● **STATED TASK**: Restate the records below word for word.

[Data entries]
-- Start --

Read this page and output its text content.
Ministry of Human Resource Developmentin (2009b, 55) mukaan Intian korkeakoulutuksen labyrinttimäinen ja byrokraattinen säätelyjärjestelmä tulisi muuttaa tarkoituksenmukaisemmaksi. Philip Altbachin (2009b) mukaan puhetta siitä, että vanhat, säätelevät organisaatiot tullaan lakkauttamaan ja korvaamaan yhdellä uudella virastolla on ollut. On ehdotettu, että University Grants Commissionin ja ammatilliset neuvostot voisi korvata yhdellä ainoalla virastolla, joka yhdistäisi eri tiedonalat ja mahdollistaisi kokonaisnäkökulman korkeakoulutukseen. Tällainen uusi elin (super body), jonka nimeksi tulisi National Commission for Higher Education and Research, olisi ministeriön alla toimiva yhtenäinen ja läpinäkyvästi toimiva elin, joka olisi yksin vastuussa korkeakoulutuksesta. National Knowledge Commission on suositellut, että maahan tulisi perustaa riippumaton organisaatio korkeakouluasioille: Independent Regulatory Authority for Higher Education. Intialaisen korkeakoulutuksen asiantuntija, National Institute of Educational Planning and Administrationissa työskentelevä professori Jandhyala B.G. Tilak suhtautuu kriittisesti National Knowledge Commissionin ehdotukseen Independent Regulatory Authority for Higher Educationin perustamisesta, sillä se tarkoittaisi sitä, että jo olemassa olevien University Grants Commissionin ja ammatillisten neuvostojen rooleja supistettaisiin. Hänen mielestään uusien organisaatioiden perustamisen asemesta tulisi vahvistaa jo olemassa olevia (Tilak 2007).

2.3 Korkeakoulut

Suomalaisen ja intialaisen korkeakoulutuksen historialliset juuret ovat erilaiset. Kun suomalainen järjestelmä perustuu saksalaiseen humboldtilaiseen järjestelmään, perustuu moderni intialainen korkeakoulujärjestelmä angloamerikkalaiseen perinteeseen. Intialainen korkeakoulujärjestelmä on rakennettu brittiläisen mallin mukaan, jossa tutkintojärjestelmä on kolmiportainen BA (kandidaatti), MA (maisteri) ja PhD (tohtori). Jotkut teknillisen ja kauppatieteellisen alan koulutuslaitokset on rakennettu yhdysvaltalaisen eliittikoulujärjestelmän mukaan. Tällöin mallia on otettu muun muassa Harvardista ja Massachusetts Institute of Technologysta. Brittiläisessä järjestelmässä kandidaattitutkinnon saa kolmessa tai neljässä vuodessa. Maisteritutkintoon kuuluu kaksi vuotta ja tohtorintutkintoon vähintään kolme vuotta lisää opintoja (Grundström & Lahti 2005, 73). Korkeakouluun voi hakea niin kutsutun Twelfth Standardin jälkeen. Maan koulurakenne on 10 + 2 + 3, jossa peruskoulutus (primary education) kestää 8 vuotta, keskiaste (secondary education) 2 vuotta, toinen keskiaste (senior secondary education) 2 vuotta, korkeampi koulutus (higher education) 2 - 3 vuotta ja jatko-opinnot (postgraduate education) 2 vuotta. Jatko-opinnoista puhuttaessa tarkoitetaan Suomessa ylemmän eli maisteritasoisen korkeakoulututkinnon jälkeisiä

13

-- End --

● **COMPLETE OUTPUT**:
Read this page and output its text content.
Ministry of Human Resource Developmentin (2009b, 55) mukaan Intian korkeakoulutuksen labyrinttimäinen ja byrokraattinen säätelyjärjestelmä tulisi muuttaa tarkoituksenmukaisemmaksi. Philip Altbachin (2009b) mukaan puhetta siitä, että vanhat, säätelevät organisaatiot tullaan lakkauttamaan ja korvaamaan yhdellä uudella virastolla on ollut. On ehdotettu, että University Grants Commissionin ja ammatilliset neuvostot voisi korvata yhdellä ainoalla virastolla, joka yhdistäisi eri tiedonalat ja mahdollistaisi kokonaisnäkökulman korkeakoulutukseen. Tällainen uusi elin (super body), jonka nimeksi tulisi National Commission for Higher Education and Research, olisi ministeriön alla toimiva yhtenäinen ja läpinäkyvästi toimiva elin, joka olisi yksin vastuussa korkeakoulutuksesta. National Knowledge Commission on suositellut, että maahan tulisi perustaa riippumaton organisaatio korkeakouluasioille: Independent Regulatory Authority for Higher Education. Intialaisen korkeakoulutuksen asiantuntija, National Institute of Educational Planning and Administrationissa työskentelevä professori Jandhyala B.G. Tilak suhtautuu kriittisesti National Knowledge Commissionin ehdotukseen Independent Regulatory Authority for Higher Educationin perustamisesta, sillä se tarkoittaisi sitä, että jo olemassa olevien University Grants Commissionin ja ammatillisten neuvostojen rooleja supistettaisiin. Hänen mielestään uusien organisaatioiden perustamisen asemesta tulisi vahvistaa jo olemassa olevia (Tilak 2007).

2.3 Korkeakoulut

Suomalaisen ja intialaisen korkeakoulutuksen historialliset juuret ovat erilaiset. Kun suomalainen järjestelmä perustuu saksalaiseen humboldtilaiseen järjestelmään, perustuu moderni intialainen korkeakoulujärjestelmä angloamerikkalaiseen perinteeseen. Intialainen korkeakoulujärjestelmä on rakennettu brittiläisen mallin mukaan, jossa tutkintojärjestelmä on kolmiportainen BA (kandidaatti), MA (maisteri) ja PhD (tohtori). Jotkut teknillisen ja kauppatieteellisen alan koulutuslaitokset on rakennettu yhdysvaltalaisen eliittikoulujärjestelmän mukaan. Tällöin mallia on otettu muun muassa Harvardista ja Massachusetts Institute of Technologysta. Brittiläisessä järjestelmässä kandidaattitutkinnon saa kolmessa tai neljässä vuodessa. Maisteritutkintoon kuuluu kaksi vuotta ja tohtorintutkintoon vähintään kolme vuotta lisää opintoja (Grundström & Lahti 2005, 73). Korkeakouluun voi hakea niin kutsutun Twelfth Standardin jälkeen. Maan koulurakenne on 10 + 2 + 3, jossa peruskoulutus (primary education) kestää 8 vuotta, keskiaste (secondary education) 2 vuotta, toinen keskiaste (senior secondary education) 2 vuotta, korkeampi koulutus (higher education) 2 - 3 vuotta ja jatko-opinnot (postgraduate education) 2 vuotta. Jatko-opinnoista puhuttaessa tarkoitetaan Suomessa ylemmän eli maisteritasoisen korkeakoulututkinnon jälkeisiä

13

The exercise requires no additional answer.